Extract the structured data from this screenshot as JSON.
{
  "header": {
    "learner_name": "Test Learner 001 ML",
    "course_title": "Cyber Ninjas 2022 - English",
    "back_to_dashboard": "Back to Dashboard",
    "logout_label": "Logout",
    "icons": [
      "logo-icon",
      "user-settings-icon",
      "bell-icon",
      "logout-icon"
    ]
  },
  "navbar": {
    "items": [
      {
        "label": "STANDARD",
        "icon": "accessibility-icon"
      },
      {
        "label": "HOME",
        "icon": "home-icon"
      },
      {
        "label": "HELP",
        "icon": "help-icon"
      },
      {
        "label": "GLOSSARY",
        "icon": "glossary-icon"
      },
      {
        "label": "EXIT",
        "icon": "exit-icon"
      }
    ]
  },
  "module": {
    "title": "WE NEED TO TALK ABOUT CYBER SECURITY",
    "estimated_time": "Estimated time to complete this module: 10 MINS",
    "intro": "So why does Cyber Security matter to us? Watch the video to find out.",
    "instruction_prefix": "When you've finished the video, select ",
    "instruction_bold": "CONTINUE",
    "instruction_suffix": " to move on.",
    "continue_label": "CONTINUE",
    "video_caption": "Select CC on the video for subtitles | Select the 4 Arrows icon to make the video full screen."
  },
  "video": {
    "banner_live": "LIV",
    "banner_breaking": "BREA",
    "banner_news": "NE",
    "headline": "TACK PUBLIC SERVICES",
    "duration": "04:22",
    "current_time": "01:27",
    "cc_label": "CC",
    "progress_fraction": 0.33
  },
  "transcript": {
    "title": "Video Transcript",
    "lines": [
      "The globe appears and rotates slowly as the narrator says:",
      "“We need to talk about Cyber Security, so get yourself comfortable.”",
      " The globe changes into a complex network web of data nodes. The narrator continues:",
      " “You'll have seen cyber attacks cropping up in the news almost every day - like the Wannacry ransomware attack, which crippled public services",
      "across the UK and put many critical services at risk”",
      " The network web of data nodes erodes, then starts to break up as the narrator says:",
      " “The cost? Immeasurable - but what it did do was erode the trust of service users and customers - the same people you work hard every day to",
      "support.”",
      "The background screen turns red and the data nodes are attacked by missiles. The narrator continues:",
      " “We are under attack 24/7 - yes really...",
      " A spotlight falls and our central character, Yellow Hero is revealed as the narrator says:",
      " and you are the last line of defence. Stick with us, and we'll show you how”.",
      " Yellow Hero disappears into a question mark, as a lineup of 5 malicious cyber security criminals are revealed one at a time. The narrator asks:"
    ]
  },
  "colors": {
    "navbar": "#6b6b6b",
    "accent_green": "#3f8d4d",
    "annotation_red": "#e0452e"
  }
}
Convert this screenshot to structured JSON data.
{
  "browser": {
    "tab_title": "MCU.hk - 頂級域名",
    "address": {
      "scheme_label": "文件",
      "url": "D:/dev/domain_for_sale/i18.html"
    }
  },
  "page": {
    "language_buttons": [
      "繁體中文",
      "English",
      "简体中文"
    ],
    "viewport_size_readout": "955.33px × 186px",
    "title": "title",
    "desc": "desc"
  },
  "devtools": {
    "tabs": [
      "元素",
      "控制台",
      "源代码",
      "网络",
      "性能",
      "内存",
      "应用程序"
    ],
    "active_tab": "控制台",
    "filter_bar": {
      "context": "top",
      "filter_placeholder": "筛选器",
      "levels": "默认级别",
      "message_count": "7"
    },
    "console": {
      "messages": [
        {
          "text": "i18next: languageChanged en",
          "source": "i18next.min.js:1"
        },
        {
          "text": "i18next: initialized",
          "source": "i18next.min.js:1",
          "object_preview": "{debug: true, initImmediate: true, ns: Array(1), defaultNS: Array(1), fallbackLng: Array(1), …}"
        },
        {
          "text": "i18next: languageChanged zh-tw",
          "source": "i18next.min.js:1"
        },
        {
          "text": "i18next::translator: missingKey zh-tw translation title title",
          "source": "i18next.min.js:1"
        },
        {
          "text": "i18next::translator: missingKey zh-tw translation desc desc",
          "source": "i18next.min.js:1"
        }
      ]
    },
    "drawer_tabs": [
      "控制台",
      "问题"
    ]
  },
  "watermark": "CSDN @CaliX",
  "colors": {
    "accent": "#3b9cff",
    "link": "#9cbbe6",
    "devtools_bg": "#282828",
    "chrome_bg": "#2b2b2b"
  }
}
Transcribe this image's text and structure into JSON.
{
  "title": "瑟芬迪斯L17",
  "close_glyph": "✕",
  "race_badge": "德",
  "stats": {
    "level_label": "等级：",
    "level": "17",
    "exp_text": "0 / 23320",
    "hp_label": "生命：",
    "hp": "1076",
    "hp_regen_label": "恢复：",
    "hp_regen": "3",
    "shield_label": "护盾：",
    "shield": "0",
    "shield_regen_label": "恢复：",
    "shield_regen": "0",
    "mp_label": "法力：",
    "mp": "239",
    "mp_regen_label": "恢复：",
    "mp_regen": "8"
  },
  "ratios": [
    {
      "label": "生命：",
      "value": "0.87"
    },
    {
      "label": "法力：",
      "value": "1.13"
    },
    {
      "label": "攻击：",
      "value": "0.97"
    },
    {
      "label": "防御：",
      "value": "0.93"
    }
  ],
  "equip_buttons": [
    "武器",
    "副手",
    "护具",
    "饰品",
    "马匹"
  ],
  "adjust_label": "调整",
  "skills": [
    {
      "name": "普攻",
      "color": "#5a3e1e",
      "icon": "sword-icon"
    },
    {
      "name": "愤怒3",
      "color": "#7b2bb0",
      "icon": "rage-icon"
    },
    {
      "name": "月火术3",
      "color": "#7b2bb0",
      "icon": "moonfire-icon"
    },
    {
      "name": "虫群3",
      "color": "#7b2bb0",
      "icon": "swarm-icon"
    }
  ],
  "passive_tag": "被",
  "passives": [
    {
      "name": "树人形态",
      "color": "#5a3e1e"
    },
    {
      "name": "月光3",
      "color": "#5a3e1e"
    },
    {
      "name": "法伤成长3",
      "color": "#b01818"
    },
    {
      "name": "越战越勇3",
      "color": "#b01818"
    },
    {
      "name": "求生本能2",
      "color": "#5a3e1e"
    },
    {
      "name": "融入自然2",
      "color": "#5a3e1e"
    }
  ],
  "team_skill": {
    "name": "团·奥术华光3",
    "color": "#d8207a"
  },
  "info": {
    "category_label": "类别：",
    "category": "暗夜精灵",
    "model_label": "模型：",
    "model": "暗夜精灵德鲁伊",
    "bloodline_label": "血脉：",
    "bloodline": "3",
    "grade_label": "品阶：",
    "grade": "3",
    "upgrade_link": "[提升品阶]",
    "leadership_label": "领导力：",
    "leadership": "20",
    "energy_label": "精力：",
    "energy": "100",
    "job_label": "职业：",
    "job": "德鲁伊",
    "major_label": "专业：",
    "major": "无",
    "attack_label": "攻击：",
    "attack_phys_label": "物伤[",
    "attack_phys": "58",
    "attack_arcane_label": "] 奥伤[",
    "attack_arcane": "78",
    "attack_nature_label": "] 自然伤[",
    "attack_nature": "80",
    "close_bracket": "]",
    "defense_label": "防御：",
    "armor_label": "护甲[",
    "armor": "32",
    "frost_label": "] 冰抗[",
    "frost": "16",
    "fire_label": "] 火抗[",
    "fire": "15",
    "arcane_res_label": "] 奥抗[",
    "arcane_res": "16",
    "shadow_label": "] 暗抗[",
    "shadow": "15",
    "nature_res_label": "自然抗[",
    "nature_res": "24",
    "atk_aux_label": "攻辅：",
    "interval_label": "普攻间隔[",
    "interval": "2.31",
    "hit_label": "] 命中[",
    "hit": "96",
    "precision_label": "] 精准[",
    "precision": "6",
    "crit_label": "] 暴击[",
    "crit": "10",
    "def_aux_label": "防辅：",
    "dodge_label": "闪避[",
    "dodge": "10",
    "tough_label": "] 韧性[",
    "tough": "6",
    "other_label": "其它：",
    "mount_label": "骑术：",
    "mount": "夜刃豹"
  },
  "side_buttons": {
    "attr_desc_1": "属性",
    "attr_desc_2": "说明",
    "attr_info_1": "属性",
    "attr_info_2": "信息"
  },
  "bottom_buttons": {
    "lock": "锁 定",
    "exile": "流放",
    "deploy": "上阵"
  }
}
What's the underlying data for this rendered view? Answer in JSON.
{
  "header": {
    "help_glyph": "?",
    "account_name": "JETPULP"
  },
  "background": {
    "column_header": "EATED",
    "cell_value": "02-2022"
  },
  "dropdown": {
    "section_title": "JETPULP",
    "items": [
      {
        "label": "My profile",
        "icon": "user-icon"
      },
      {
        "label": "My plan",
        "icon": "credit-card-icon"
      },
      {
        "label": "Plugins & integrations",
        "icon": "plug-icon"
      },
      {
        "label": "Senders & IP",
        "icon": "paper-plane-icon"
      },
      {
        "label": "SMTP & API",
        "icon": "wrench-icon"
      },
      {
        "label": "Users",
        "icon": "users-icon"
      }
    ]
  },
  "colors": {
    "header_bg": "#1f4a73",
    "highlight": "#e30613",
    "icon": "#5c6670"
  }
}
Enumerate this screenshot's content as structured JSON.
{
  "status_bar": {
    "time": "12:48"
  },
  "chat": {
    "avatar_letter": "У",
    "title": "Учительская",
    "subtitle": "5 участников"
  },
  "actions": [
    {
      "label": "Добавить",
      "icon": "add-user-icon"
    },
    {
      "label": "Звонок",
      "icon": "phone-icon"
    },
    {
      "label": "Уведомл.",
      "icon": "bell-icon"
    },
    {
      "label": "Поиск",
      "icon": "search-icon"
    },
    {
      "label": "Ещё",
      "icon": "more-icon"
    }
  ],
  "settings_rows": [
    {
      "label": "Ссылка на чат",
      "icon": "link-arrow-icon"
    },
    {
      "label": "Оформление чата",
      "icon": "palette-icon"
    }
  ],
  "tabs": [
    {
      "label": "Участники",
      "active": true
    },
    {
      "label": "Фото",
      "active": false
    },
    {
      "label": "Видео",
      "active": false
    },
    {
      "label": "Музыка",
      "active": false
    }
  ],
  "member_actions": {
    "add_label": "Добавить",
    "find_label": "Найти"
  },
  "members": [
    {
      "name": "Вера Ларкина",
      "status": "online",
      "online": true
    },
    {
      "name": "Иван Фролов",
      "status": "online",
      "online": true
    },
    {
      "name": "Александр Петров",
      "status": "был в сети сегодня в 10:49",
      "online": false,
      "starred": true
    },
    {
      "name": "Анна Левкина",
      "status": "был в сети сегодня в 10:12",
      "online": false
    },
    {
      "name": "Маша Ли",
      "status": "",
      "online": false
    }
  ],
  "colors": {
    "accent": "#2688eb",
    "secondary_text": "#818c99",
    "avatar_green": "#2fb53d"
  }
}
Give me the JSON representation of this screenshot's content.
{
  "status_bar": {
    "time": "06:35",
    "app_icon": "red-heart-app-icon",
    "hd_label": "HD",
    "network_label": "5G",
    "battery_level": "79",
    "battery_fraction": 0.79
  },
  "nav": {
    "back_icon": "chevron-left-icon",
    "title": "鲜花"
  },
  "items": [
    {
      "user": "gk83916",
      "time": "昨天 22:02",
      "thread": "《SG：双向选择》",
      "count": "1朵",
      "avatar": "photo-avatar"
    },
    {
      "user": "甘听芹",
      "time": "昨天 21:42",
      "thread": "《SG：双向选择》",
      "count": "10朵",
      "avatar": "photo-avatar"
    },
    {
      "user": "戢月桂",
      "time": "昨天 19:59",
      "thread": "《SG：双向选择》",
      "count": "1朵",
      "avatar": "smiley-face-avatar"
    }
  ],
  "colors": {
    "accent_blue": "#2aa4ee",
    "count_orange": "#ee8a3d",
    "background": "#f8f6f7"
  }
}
------------------------------
Extract, exactly as they appear, the lines from the one containing "Give me the" through the final line.

Give me the JSON representation of this screenshot's content.
{
  "status_bar": {
    "time": "06:35",
    "app_icon": "red-heart-app-icon",
    "hd_label": "HD",
    "network_label": "5G",
    "battery_level": "79",
    "battery_fraction": 0.79
  },
  "nav": {
    "back_icon": "chevron-left-icon",
    "title": "鲜花"
  },
  "items": [
    {
      "user": "gk83916",
      "time": "昨天 22:02",
      "thread": "《SG：双向选择》",
      "count": "1朵",
      "avatar": "photo-avatar"
    },
    {
      "user": "甘听芹",
      "time": "昨天 21:42",
      "thread": "《SG：双向选择》",
      "count": "10朵",
      "avatar": "photo-avatar"
    },
    {
      "user": "戢月桂",
      "time": "昨天 19:59",
      "thread": "《SG：双向选择》",
      "count": "1朵",
      "avatar": "smiley-face-avatar"
    }
  ],
  "colors": {
    "accent_blue": "#2aa4ee",
    "count_orange": "#ee8a3d",
    "background": "#f8f6f7"
  }
}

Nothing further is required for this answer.